Presenta en una tabla Markdown el tramo que va desde el comienzo de los registros hasta la línea que contiene "ytick-label-c-9: 18 xyxy=(17,234,25,241)", con ambos extremos incluidos. Usa las columnas Nº y Línea, numera cada fila y omite las líneas en blanco.

------ REGISTROS ALMACENADOS ------

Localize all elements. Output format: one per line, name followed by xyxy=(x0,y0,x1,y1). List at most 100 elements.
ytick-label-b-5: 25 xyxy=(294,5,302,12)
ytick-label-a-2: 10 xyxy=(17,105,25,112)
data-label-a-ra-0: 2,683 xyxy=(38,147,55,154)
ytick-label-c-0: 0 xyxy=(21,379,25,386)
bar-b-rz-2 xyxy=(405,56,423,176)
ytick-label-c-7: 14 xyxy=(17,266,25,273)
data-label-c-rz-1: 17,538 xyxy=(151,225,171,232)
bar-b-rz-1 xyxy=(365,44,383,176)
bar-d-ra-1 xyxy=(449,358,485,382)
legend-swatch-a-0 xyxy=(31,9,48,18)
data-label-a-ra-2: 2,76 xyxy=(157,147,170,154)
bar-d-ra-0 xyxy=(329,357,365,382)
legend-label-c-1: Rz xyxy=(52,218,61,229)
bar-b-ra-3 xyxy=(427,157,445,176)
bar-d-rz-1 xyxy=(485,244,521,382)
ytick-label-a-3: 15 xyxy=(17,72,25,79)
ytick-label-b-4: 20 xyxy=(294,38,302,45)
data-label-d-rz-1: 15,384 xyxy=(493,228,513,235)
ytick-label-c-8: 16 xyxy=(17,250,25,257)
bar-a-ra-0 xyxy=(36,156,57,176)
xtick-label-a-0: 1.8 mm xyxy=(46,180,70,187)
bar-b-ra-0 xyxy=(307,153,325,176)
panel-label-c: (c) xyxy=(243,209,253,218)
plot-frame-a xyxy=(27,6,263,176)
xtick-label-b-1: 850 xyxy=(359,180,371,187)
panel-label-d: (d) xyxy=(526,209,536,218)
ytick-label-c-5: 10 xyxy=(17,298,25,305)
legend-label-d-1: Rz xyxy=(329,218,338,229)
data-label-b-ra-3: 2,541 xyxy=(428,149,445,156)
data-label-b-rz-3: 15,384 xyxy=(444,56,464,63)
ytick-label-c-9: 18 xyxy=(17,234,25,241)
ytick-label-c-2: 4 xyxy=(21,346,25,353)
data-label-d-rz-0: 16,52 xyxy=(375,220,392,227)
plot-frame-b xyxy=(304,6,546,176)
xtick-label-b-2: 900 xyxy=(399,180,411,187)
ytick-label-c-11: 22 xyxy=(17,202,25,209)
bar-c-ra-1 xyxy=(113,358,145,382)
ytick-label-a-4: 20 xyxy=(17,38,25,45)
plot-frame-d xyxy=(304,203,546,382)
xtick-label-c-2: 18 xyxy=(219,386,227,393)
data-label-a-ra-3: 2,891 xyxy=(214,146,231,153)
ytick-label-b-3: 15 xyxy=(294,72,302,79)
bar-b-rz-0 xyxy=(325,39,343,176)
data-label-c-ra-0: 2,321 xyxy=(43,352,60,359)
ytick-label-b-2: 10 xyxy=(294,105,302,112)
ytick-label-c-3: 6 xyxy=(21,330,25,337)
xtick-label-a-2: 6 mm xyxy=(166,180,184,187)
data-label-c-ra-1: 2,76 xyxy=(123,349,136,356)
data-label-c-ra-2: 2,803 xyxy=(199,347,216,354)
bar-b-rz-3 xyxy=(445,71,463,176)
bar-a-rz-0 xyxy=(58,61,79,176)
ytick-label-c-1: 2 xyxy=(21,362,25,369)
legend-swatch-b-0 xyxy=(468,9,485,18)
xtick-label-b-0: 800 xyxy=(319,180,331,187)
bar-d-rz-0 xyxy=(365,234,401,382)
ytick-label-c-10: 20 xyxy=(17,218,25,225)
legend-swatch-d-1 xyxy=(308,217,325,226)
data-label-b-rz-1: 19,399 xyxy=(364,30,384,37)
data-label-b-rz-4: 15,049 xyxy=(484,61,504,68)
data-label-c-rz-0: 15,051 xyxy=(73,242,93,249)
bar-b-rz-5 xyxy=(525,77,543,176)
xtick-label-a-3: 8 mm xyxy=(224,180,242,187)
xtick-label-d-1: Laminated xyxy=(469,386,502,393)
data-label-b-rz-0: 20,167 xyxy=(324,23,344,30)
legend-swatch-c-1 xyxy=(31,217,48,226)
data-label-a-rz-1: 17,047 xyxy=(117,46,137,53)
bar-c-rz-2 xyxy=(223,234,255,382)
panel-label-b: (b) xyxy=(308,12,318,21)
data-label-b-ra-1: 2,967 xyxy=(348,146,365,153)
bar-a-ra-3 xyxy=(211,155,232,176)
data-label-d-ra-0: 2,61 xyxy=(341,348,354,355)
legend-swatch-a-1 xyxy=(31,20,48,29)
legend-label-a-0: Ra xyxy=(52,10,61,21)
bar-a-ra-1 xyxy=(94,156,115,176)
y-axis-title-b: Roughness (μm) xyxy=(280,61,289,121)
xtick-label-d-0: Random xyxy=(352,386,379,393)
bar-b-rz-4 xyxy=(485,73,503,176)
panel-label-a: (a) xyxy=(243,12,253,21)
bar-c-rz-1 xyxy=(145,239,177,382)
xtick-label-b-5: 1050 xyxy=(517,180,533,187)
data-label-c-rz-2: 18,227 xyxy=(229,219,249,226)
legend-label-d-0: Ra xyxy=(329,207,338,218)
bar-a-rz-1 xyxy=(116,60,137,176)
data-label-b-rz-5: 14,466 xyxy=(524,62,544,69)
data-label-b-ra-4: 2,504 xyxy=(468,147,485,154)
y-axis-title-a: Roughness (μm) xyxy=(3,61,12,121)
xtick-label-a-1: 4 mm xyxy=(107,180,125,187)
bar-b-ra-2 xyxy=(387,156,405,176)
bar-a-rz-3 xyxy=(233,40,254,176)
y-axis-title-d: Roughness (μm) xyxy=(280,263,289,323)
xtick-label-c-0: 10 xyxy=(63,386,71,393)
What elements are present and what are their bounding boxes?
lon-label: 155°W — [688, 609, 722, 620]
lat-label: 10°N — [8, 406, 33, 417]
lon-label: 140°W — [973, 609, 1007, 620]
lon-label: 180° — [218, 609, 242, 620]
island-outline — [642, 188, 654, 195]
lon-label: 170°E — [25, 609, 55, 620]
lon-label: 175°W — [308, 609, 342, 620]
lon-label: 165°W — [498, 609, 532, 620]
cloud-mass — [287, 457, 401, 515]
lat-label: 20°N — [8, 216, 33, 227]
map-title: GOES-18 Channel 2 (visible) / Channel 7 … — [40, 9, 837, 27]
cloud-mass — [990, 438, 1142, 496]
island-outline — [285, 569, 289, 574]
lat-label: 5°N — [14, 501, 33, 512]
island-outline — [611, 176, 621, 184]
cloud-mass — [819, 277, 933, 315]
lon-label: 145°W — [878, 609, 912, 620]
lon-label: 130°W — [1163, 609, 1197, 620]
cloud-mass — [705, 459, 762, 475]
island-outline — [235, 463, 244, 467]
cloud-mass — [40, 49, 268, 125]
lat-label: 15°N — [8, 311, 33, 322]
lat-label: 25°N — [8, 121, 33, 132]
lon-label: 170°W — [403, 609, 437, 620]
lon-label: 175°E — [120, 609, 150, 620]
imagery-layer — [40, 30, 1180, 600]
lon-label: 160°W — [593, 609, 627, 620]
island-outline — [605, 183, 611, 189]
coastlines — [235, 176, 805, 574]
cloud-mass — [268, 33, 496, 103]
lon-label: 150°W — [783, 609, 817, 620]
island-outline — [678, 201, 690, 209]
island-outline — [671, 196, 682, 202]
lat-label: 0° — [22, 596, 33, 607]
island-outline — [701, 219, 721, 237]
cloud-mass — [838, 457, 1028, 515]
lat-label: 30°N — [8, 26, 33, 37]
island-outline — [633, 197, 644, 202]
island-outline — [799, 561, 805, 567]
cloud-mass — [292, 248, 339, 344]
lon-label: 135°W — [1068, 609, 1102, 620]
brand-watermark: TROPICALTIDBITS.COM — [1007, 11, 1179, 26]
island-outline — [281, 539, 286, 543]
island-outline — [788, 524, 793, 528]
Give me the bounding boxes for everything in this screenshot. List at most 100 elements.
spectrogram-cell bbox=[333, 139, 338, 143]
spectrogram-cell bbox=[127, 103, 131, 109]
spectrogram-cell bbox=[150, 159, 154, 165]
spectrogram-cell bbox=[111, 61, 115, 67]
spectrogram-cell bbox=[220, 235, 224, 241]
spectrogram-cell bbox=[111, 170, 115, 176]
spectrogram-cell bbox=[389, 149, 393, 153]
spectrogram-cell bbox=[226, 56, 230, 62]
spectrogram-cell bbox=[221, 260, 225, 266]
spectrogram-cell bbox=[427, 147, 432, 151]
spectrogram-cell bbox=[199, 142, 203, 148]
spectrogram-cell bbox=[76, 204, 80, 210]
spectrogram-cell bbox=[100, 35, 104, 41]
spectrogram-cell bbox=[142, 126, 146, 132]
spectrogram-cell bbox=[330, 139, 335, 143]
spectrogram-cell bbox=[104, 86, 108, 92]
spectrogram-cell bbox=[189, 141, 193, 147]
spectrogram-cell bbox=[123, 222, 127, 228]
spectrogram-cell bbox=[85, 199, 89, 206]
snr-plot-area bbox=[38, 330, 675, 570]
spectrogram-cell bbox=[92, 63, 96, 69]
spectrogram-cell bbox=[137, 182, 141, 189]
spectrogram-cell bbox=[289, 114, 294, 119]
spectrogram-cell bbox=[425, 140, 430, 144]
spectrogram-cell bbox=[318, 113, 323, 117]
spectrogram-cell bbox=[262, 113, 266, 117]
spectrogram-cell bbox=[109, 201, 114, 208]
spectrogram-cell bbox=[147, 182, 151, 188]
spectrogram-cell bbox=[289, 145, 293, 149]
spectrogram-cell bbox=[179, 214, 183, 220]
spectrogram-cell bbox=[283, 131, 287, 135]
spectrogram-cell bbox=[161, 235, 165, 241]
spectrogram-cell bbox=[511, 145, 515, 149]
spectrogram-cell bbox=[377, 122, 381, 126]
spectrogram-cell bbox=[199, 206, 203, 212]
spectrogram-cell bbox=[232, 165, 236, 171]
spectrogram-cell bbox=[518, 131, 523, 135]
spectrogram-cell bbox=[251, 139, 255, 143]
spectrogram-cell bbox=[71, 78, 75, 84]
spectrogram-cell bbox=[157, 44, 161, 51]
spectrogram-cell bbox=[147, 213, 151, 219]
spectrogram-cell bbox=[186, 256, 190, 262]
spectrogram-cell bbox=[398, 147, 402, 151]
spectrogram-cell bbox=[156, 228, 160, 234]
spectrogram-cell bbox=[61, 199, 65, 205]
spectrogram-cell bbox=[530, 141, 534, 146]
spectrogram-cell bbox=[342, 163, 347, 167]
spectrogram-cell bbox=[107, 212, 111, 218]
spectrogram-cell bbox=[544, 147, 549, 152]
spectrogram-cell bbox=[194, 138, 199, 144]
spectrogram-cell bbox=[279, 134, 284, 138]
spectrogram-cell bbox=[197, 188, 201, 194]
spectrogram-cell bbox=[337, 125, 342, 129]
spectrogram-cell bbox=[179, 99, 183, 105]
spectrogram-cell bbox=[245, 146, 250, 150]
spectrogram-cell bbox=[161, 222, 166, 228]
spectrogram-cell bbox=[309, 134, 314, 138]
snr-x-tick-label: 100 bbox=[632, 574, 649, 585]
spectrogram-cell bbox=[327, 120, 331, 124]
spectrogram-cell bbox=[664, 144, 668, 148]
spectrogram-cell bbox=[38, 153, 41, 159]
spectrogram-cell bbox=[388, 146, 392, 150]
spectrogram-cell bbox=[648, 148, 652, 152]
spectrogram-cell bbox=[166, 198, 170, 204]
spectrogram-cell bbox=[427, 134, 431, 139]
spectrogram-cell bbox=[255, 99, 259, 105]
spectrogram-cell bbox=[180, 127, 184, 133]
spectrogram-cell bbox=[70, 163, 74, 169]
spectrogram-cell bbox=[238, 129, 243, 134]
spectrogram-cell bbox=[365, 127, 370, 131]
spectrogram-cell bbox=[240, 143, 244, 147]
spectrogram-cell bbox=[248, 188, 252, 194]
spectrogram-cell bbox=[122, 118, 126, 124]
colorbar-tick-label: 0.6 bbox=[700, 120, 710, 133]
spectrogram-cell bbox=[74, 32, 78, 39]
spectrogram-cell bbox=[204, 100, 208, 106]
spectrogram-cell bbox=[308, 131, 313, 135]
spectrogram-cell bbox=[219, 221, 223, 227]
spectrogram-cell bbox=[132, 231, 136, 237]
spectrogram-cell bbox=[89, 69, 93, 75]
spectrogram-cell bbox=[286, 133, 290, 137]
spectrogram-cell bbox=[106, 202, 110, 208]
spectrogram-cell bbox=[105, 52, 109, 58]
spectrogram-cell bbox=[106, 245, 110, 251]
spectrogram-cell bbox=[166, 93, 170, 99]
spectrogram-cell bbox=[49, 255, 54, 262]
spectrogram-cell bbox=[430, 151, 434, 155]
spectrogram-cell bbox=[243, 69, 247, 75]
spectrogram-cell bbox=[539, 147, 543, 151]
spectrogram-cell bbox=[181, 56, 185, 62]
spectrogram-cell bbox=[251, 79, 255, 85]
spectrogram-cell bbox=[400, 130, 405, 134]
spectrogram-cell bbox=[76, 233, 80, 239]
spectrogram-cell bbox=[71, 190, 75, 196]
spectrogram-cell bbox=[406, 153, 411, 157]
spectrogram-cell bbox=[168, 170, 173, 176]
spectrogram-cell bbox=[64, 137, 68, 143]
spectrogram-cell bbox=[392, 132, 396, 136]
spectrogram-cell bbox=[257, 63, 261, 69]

------

[RESPUESTA ESCRITA]
| Nº | Línea |
|---|---|
| 1 | Localize all elements. Output format: one per line, name followed by xyxy=(x0,y0,x1,y1). List at most 100 elements. |
| 2 | ytick-label-b-5: 25 xyxy=(294,5,302,12) |
| 3 | ytick-label-a-2: 10 xyxy=(17,105,25,112) |
| 4 | data-label-a-ra-0: 2,683 xyxy=(38,147,55,154) |
| 5 | ytick-label-c-0: 0 xyxy=(21,379,25,386) |
| 6 | bar-b-rz-2 xyxy=(405,56,423,176) |
| 7 | ytick-label-c-7: 14 xyxy=(17,266,25,273) |
| 8 | data-label-c-rz-1: 17,538 xyxy=(151,225,171,232) |
| 9 | bar-b-rz-1 xyxy=(365,44,383,176) |
| 10 | bar-d-ra-1 xyxy=(449,358,485,382) |
| 11 | legend-swatch-a-0 xyxy=(31,9,48,18) |
| 12 | data-label-a-ra-2: 2,76 xyxy=(157,147,170,154) |
| 13 | bar-d-ra-0 xyxy=(329,357,365,382) |
| 14 | legend-label-c-1: Rz xyxy=(52,218,61,229) |
| 15 | bar-b-ra-3 xyxy=(427,157,445,176) |
| 16 | bar-d-rz-1 xyxy=(485,244,521,382) |
| 17 | ytick-label-a-3: 15 xyxy=(17,72,25,79) |
| 18 | ytick-label-b-4: 20 xyxy=(294,38,302,45) |
| 19 | data-label-d-rz-1: 15,384 xyxy=(493,228,513,235) |
| 20 | ytick-label-c-8: 16 xyxy=(17,250,25,257) |
| 21 | bar-a-ra-0 xyxy=(36,156,57,176) |
| 22 | xtick-label-a-0: 1.8 mm xyxy=(46,180,70,187) |
| 23 | bar-b-ra-0 xyxy=(307,153,325,176) |
| 24 | panel-label-c: (c) xyxy=(243,209,253,218) |
| 25 | plot-frame-a xyxy=(27,6,263,176) |
| 26 | xtick-label-b-1: 850 xyxy=(359,180,371,187) |
| 27 | panel-label-d: (d) xyxy=(526,209,536,218) |
| 28 | ytick-label-c-5: 10 xyxy=(17,298,25,305) |
| 29 | legend-label-d-1: Rz xyxy=(329,218,338,229) |
| 30 | data-label-b-ra-3: 2,541 xyxy=(428,149,445,156) |
| 31 | data-label-b-rz-3: 15,384 xyxy=(444,56,464,63) |
| 32 | ytick-label-c-9: 18 xyxy=(17,234,25,241) |